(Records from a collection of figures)
— START —
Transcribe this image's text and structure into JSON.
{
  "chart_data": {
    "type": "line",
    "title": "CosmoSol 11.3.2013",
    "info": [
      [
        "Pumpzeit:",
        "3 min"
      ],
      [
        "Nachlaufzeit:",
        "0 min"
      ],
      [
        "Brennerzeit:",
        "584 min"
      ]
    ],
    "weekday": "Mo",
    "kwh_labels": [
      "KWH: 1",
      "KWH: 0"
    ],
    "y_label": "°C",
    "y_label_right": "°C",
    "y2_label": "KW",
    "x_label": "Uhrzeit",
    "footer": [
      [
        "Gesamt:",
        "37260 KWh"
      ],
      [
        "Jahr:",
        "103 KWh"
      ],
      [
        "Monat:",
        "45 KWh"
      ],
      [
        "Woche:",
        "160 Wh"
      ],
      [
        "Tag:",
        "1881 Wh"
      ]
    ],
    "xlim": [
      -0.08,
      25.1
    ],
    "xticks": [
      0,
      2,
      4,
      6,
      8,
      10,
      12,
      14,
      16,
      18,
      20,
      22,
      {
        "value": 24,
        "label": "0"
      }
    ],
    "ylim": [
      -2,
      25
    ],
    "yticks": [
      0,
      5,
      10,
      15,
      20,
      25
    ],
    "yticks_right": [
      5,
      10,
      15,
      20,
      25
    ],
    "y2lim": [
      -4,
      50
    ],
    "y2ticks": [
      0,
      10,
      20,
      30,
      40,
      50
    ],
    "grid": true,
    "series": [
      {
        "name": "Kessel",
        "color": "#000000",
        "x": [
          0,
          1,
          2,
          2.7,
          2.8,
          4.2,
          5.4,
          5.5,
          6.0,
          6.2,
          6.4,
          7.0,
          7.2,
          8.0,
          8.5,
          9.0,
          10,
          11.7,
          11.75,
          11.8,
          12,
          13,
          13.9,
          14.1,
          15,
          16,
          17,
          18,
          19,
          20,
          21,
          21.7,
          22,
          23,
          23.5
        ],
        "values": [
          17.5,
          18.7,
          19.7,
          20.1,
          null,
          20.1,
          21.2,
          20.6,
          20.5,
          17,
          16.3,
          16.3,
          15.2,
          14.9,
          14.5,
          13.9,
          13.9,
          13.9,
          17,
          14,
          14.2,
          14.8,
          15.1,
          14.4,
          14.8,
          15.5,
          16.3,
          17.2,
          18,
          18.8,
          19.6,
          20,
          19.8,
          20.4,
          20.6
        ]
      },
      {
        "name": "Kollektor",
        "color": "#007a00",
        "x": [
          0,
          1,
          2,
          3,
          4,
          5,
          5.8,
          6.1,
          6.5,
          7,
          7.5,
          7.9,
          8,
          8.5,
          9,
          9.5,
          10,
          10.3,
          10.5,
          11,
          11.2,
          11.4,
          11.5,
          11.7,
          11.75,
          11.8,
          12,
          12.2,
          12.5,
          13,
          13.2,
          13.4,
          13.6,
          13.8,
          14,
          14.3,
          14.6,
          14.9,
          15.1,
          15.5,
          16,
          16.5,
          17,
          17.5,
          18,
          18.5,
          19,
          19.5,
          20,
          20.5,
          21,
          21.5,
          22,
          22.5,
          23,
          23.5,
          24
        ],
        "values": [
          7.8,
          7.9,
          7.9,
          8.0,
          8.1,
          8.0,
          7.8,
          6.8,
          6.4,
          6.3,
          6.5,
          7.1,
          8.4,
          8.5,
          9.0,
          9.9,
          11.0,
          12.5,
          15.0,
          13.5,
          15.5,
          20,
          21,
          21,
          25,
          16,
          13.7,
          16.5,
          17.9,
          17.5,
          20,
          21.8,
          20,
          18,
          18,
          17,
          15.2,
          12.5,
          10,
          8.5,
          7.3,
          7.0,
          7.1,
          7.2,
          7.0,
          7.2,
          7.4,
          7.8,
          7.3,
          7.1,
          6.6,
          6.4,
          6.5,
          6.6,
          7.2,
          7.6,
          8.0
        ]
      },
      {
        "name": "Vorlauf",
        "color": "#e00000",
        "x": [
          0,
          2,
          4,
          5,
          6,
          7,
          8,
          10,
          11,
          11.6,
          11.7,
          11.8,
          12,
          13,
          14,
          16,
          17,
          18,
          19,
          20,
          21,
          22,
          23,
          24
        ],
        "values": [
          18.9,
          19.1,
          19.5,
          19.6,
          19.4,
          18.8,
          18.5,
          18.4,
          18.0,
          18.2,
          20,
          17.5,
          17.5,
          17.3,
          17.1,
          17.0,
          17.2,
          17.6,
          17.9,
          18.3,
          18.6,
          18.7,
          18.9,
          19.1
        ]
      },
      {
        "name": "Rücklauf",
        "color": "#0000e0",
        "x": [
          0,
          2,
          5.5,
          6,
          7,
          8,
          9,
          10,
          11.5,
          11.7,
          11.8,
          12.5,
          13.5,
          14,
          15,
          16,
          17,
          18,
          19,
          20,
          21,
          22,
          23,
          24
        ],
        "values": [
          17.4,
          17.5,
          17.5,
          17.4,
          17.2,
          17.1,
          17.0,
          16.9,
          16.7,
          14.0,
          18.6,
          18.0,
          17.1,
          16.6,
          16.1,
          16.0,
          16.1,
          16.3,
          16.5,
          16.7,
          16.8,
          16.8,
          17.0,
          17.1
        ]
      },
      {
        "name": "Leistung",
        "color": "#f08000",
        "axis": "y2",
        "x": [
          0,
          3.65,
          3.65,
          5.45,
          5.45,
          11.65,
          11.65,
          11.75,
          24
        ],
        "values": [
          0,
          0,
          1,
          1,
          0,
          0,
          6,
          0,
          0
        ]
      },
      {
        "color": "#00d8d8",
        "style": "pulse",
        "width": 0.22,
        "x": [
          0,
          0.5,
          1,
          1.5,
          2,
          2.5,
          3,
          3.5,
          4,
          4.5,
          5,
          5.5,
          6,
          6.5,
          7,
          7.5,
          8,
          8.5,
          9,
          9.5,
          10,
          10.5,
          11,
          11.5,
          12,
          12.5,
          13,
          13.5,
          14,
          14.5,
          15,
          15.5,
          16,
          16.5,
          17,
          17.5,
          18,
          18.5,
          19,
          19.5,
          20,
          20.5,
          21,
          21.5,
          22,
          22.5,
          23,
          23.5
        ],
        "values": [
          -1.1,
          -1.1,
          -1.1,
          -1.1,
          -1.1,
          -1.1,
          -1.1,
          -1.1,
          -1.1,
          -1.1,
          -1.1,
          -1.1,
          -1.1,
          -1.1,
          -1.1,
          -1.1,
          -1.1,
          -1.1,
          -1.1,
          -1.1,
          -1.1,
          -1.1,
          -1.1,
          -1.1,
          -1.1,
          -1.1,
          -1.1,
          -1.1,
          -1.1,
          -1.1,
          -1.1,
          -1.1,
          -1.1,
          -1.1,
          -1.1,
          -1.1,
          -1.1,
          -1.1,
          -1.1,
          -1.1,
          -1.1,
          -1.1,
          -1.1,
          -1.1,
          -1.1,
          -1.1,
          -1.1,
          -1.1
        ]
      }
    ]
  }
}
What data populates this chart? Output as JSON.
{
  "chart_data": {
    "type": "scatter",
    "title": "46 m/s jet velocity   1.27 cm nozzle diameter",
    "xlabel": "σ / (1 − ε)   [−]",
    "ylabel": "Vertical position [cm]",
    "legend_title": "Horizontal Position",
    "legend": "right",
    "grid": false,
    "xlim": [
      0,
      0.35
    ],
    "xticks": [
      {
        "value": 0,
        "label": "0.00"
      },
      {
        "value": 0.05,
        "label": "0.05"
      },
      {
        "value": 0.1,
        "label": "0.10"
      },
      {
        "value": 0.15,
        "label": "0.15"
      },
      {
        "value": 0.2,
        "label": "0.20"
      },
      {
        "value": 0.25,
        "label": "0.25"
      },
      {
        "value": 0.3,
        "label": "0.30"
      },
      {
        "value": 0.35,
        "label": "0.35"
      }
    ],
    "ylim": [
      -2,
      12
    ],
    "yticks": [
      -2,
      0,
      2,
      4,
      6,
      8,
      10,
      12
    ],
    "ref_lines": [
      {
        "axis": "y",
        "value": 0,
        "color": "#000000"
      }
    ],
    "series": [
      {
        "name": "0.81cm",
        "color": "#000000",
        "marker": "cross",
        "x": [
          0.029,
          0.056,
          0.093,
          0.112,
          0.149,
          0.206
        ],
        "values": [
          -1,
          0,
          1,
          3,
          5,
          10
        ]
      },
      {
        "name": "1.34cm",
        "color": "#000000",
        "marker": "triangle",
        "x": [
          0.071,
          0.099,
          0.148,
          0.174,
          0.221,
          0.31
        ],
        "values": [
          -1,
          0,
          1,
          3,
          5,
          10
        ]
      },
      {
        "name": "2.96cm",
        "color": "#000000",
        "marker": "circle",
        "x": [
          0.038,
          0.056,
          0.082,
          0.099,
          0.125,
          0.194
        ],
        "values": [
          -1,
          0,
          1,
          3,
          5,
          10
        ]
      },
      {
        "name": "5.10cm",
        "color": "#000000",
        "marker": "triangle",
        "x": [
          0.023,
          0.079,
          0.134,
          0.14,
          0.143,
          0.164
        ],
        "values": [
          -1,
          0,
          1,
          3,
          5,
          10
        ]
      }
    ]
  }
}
— END —
### WORK TO DO
Extract from the data every line where "JSON" shows up.

### FULL OUTPUT
Transcribe this image's text and structure into JSON.
What data populates this chart? Output as JSON.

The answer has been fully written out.